## INSTRUCTIONS FOR THE TASK
Find each line with "Period" and copy it.

## DATASET EXTRACT
═══
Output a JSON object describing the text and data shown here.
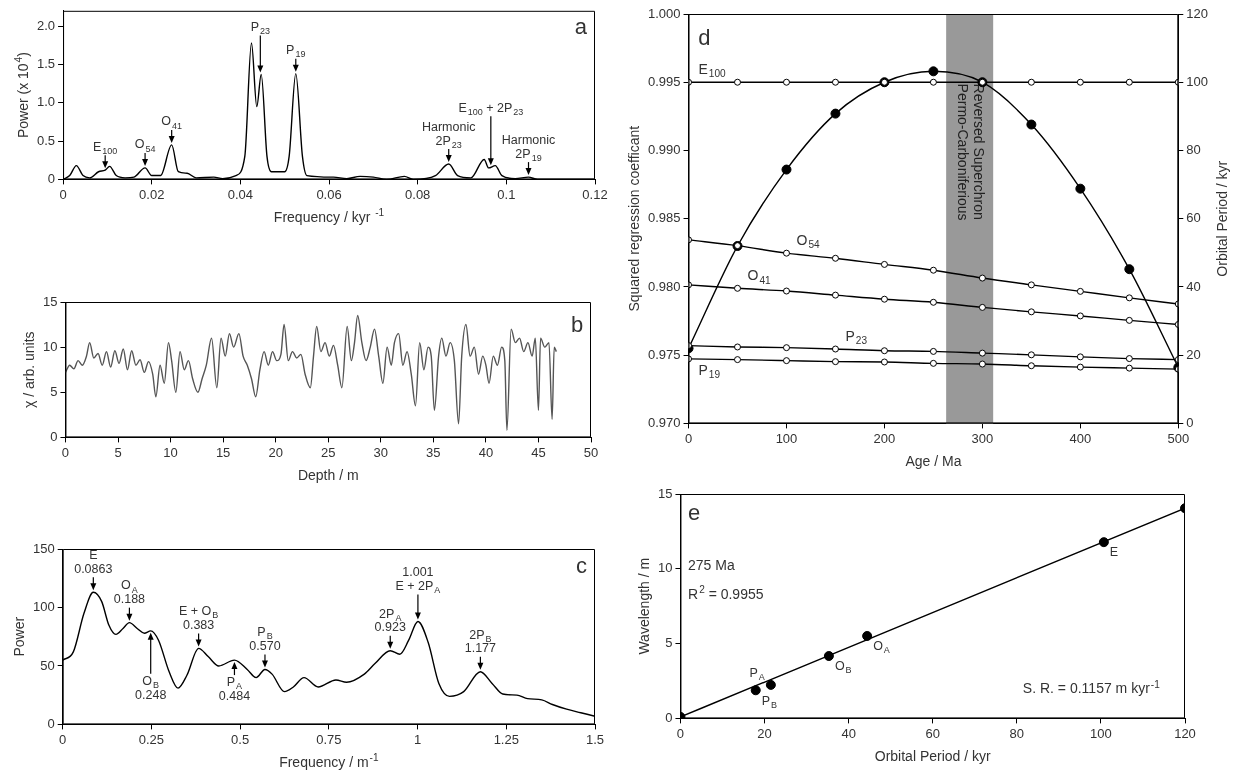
{
  "chart_data": [
    {
      "type": "line",
      "xlabel": "Frequency / kyr $^{-1}$",
      "ylabel": "Power (x 10$^{4}$)",
      "xlim": [
        0,
        0.12
      ],
      "xticks": [
        0,
        0.02,
        0.04,
        0.06,
        0.08,
        0.1,
        0.12
      ],
      "ylim": [
        0,
        2.2
      ],
      "yticks": [
        0,
        0.5,
        {
          "value": 1,
          "label": "1.0"
        },
        1.5,
        {
          "value": 2,
          "label": "2.0"
        }
      ],
      "color": "#000000",
      "x": [
        0,
        0.0015,
        0.003,
        0.0045,
        0.006,
        0.008,
        0.0095,
        0.0105,
        0.012,
        0.014,
        0.016,
        0.0185,
        0.02,
        0.022,
        0.0245,
        0.026,
        0.028,
        0.03,
        0.034,
        0.036,
        0.039,
        0.041,
        0.0425,
        0.0437,
        0.0447,
        0.046,
        0.047,
        0.05,
        0.051,
        0.0525,
        0.054,
        0.055,
        0.061,
        0.064,
        0.067,
        0.07,
        0.073,
        0.077,
        0.079,
        0.084,
        0.087,
        0.089,
        0.092,
        0.095,
        0.096,
        0.0975,
        0.099,
        0.102,
        0.105,
        0.107,
        0.12
      ],
      "values": [
        0,
        0.05,
        0.18,
        0.05,
        0.02,
        0.1,
        0.12,
        0.17,
        0.05,
        0.02,
        0.03,
        0.15,
        0.05,
        0.05,
        0.45,
        0.1,
        0.08,
        0.02,
        0.03,
        0.01,
        0.05,
        0.3,
        1.78,
        0.95,
        1.37,
        0.3,
        0.1,
        0.1,
        0.3,
        1.38,
        0.3,
        0.05,
        0.03,
        0.01,
        0.04,
        0.03,
        0,
        0.04,
        0,
        0.05,
        0.2,
        0.05,
        0.02,
        0.26,
        0.15,
        0.18,
        0.05,
        0.01,
        0.03,
        0,
        0
      ],
      "annotations": [
        "a",
        {
          "text": "E$_{100}$",
          "x": 0.0095,
          "y": 0.12
        },
        {
          "text": "O$_{54}$",
          "x": 0.0185,
          "y": 0.15
        },
        {
          "text": "O$_{41}$",
          "x": 0.0245,
          "y": 0.45
        },
        {
          "text": "P$_{23}$",
          "x": 0.0445,
          "y": 1.37
        },
        {
          "text": "P$_{19}$",
          "x": 0.0525,
          "y": 1.38
        },
        {
          "text": "Harmonic\n2P$_{23}$",
          "x": 0.087,
          "y": 0.2
        },
        {
          "text": "E$_{100}$ + 2P$_{23}$",
          "x": 0.0965,
          "y": 0.16
        },
        {
          "text": "Harmonic\n2P$_{19}$",
          "x": 0.105,
          "y": 0.03
        }
      ]
    },
    {
      "type": "line",
      "xlabel": "Depth / m",
      "ylabel": "χ / arb. units",
      "xlim": [
        0,
        50
      ],
      "xticks": [
        0,
        5,
        10,
        15,
        20,
        25,
        30,
        35,
        40,
        45,
        50
      ],
      "ylim": [
        0,
        15
      ],
      "yticks": [
        0,
        5,
        10,
        15
      ],
      "color": "#555555",
      "x": [
        0,
        0.4,
        0.8,
        1.2,
        1.6,
        2.0,
        2.3,
        2.7,
        3.1,
        3.5,
        3.9,
        4.3,
        4.7,
        5.1,
        5.5,
        5.9,
        6.3,
        6.7,
        7.1,
        7.5,
        7.9,
        8.3,
        8.6,
        9.0,
        9.4,
        9.8,
        10.1,
        10.5,
        10.9,
        11.3,
        11.7,
        12.1,
        12.6,
        13.0,
        13.4,
        13.9,
        14.4,
        14.8,
        15.2,
        15.6,
        16.0,
        16.5,
        16.9,
        17.3,
        17.7,
        18.1,
        18.5,
        18.9,
        19.3,
        19.7,
        20.1,
        20.5,
        20.8,
        21.2,
        21.6,
        22.0,
        22.4,
        22.8,
        23.3,
        23.6,
        23.9,
        24.3,
        24.7,
        25.1,
        25.5,
        25.9,
        26.3,
        26.8,
        27.2,
        27.5,
        27.8,
        28.2,
        28.6,
        29.0,
        29.4,
        29.8,
        30.2,
        30.6,
        31.0,
        31.3,
        31.7,
        32.1,
        32.5,
        32.9,
        33.3,
        33.7,
        34.1,
        34.5,
        34.8,
        35.1,
        35.5,
        35.8,
        36.2,
        36.6,
        37.0,
        37.4,
        37.7,
        38.1,
        38.5,
        38.9,
        39.3,
        39.7,
        40.0,
        40.3,
        40.7,
        41.1,
        41.5,
        41.8,
        42.0,
        42.4,
        42.8,
        43.2,
        43.6,
        44.0,
        44.4,
        44.7,
        45.0,
        45.2,
        45.6,
        46.0,
        46.3,
        46.5,
        46.7
      ],
      "values": [
        7.2,
        8.0,
        7.6,
        8.5,
        8.0,
        9.0,
        10.5,
        8.8,
        9.3,
        8.0,
        9.5,
        7.8,
        9.6,
        8.2,
        9.8,
        7.5,
        9.6,
        8.0,
        8.6,
        7.2,
        8.4,
        7.0,
        4.5,
        8.0,
        6.0,
        10.5,
        8.5,
        5.0,
        9.5,
        7.5,
        8.5,
        6.5,
        5.0,
        6.5,
        8.0,
        11.0,
        5.5,
        11.0,
        9.0,
        11.5,
        10.0,
        11.5,
        9.0,
        8.0,
        6.5,
        4.5,
        7.5,
        9.5,
        8.0,
        9.5,
        8.5,
        9.2,
        12.5,
        8.5,
        9.5,
        8.8,
        9.2,
        7.0,
        5.5,
        9.0,
        12.3,
        9.5,
        10.5,
        9.0,
        10.2,
        8.0,
        5.5,
        12.3,
        8.5,
        10.5,
        13.5,
        10.5,
        8.5,
        10.0,
        12.0,
        9.0,
        6.0,
        10.0,
        8.0,
        10.5,
        11.5,
        8.0,
        9.5,
        7.0,
        3.5,
        10.5,
        7.5,
        10.0,
        9.0,
        3.0,
        9.0,
        11.0,
        9.0,
        10.5,
        8.5,
        1.5,
        9.0,
        12.5,
        9.0,
        10.0,
        7.0,
        9.0,
        8.0,
        6.0,
        9.0,
        8.0,
        10.0,
        8.5,
        0.8,
        12.0,
        10.5,
        11.0,
        9.5,
        10.5,
        9.0,
        11.0,
        3.0,
        11.0,
        10.0,
        10.5,
        2.0,
        10.0,
        9.5
      ],
      "annotations": [
        "b"
      ]
    },
    {
      "type": "line",
      "xlabel": "Frequency / m$^{-1}$",
      "ylabel": "Power",
      "xlim": [
        0,
        1.5
      ],
      "xticks": [
        0,
        0.25,
        0.5,
        0.75,
        1,
        1.25,
        1.5
      ],
      "ylim": [
        0,
        150
      ],
      "yticks": [
        0,
        50,
        100,
        150
      ],
      "color": "#000000",
      "x": [
        0,
        0.03,
        0.06,
        0.0863,
        0.11,
        0.13,
        0.15,
        0.17,
        0.188,
        0.21,
        0.23,
        0.248,
        0.27,
        0.3,
        0.325,
        0.35,
        0.383,
        0.41,
        0.44,
        0.484,
        0.52,
        0.545,
        0.57,
        0.59,
        0.625,
        0.65,
        0.68,
        0.72,
        0.77,
        0.8,
        0.85,
        0.88,
        0.923,
        0.95,
        0.975,
        1.001,
        1.03,
        1.06,
        1.09,
        1.13,
        1.177,
        1.21,
        1.24,
        1.28,
        1.31,
        1.35,
        1.38,
        1.42,
        1.46,
        1.5
      ],
      "values": [
        55,
        62,
        95,
        113,
        105,
        85,
        77,
        82,
        87,
        82,
        78,
        80,
        72,
        45,
        31,
        42,
        65,
        58,
        50,
        55,
        47,
        40,
        47,
        43,
        28,
        32,
        40,
        32,
        38,
        36,
        43,
        52,
        63,
        60,
        72,
        88,
        70,
        35,
        24,
        28,
        45,
        35,
        26,
        25,
        22,
        21,
        17,
        13,
        10,
        7
      ],
      "annotations": [
        "c",
        {
          "text": "E\n0.0863",
          "x": 0.0863,
          "y": 113
        },
        {
          "text": "O$_{A}$\n0.188",
          "x": 0.188,
          "y": 87
        },
        {
          "text": "O$_{B}$\n0.248",
          "x": 0.248,
          "y": 80
        },
        {
          "text": "E + O$_{B}$\n0.383",
          "x": 0.383,
          "y": 65
        },
        {
          "text": "P$_{A}$\n0.484",
          "x": 0.484,
          "y": 55
        },
        {
          "text": "P$_{B}$\n0.570",
          "x": 0.57,
          "y": 47
        },
        {
          "text": "2P$_{A}$\n0.923",
          "x": 0.923,
          "y": 63
        },
        {
          "text": "1.001\nE + 2P$_{A}$",
          "x": 1.001,
          "y": 88
        },
        {
          "text": "2P$_{B}$\n1.177",
          "x": 1.177,
          "y": 45
        }
      ]
    },
    {
      "type": "line",
      "xlabel": "Age / Ma",
      "ylabel": "Squared regression coefficant",
      "y2label": "Orbital Period / kyr",
      "marker": "circle",
      "xlim": [
        0,
        500
      ],
      "xticks": [
        0,
        100,
        200,
        300,
        400,
        500
      ],
      "ylim": [
        0.97,
        1
      ],
      "yticks": [
        {
          "value": 0.97,
          "label": "0.970"
        },
        0.975,
        {
          "value": 0.98,
          "label": "0.980"
        },
        0.985,
        {
          "value": 0.99,
          "label": "0.990"
        },
        0.995,
        {
          "value": 1,
          "label": "1.000"
        }
      ],
      "y2lim": [
        0,
        120
      ],
      "y2ticks": [
        0,
        20,
        40,
        60,
        80,
        100,
        120
      ],
      "x": [
        0,
        50,
        100,
        150,
        200,
        250,
        300,
        350,
        400,
        450,
        500
      ],
      "series": [
        {
          "color": "#000000",
          "values": [
            0.9755,
            0.983,
            0.9886,
            0.9927,
            0.995,
            0.9958,
            0.995,
            0.9919,
            0.9872,
            0.9813,
            0.9741
          ]
        },
        {
          "name": "E$_{100}$",
          "axis": "y2",
          "color": "#000000",
          "values": [
            100,
            100,
            100,
            100,
            100,
            100,
            100,
            100,
            100,
            100,
            100
          ]
        },
        {
          "name": "O$_{54}$",
          "axis": "y2",
          "color": "#000000",
          "values": [
            53.8,
            52.1,
            49.9,
            48.4,
            46.6,
            44.9,
            42.6,
            40.6,
            38.7,
            36.8,
            35.0
          ]
        },
        {
          "name": "O$_{41}$",
          "axis": "y2",
          "color": "#000000",
          "values": [
            40.6,
            39.6,
            38.8,
            37.6,
            36.4,
            35.5,
            34.0,
            32.7,
            31.5,
            30.2,
            29.0
          ]
        },
        {
          "name": "P$_{23}$",
          "axis": "y2",
          "color": "#000000",
          "values": [
            22.8,
            22.4,
            22.2,
            21.8,
            21.3,
            21.1,
            20.6,
            20.1,
            19.5,
            19.0,
            18.7
          ]
        },
        {
          "name": "P$_{19}$",
          "axis": "y2",
          "color": "#000000",
          "values": [
            18.9,
            18.7,
            18.4,
            18.1,
            18.0,
            17.6,
            17.4,
            16.9,
            16.5,
            16.2,
            15.9
          ]
        }
      ],
      "bands": [
        {
          "axis": "x",
          "from": 263,
          "to": 311,
          "label": "Permo-Carboniferious\nReversed Superchron",
          "color": "#999999"
        }
      ],
      "annotations": [
        "d"
      ]
    },
    {
      "type": "scatter",
      "xlabel": "Orbital Period / kyr",
      "ylabel": "Wavelength / m",
      "marker": "circle",
      "xlim": [
        0,
        120
      ],
      "xticks": [
        0,
        20,
        40,
        60,
        80,
        100,
        120
      ],
      "ylim": [
        0,
        15
      ],
      "yticks": [
        0,
        5,
        10,
        15
      ],
      "series": [
        {
          "color": "#000000",
          "x": [
            17.9,
            21.5,
            35.3,
            44.4,
            100.7
          ],
          "values": [
            1.88,
            2.24,
            4.17,
            5.51,
            11.78
          ]
        },
        {
          "type": "line",
          "color": "#000000",
          "x": [
            0,
            120
          ],
          "values": [
            0.1,
            14.05
          ]
        }
      ],
      "annotations": [
        "e",
        "275 Ma",
        "R$^{2}$ = 0.9955",
        "S. R. = 0.1157 m kyr$^{-1}$",
        {
          "text": "P$_{B}$",
          "x": 17.9,
          "y": 1.88
        },
        {
          "text": "P$_{A}$",
          "x": 21.5,
          "y": 2.24
        },
        {
          "text": "O$_{B}$",
          "x": 35.3,
          "y": 4.17
        },
        {
          "text": "O$_{A}$",
          "x": 44.4,
          "y": 5.51
        },
        {
          "text": "E",
          "x": 100.7,
          "y": 11.78
        }
      ]
    }
  ]
}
═══
## TASK RESPONSE
      "y2label": "Orbital Period / kyr",
      "xlabel": "Orbital Period / kyr",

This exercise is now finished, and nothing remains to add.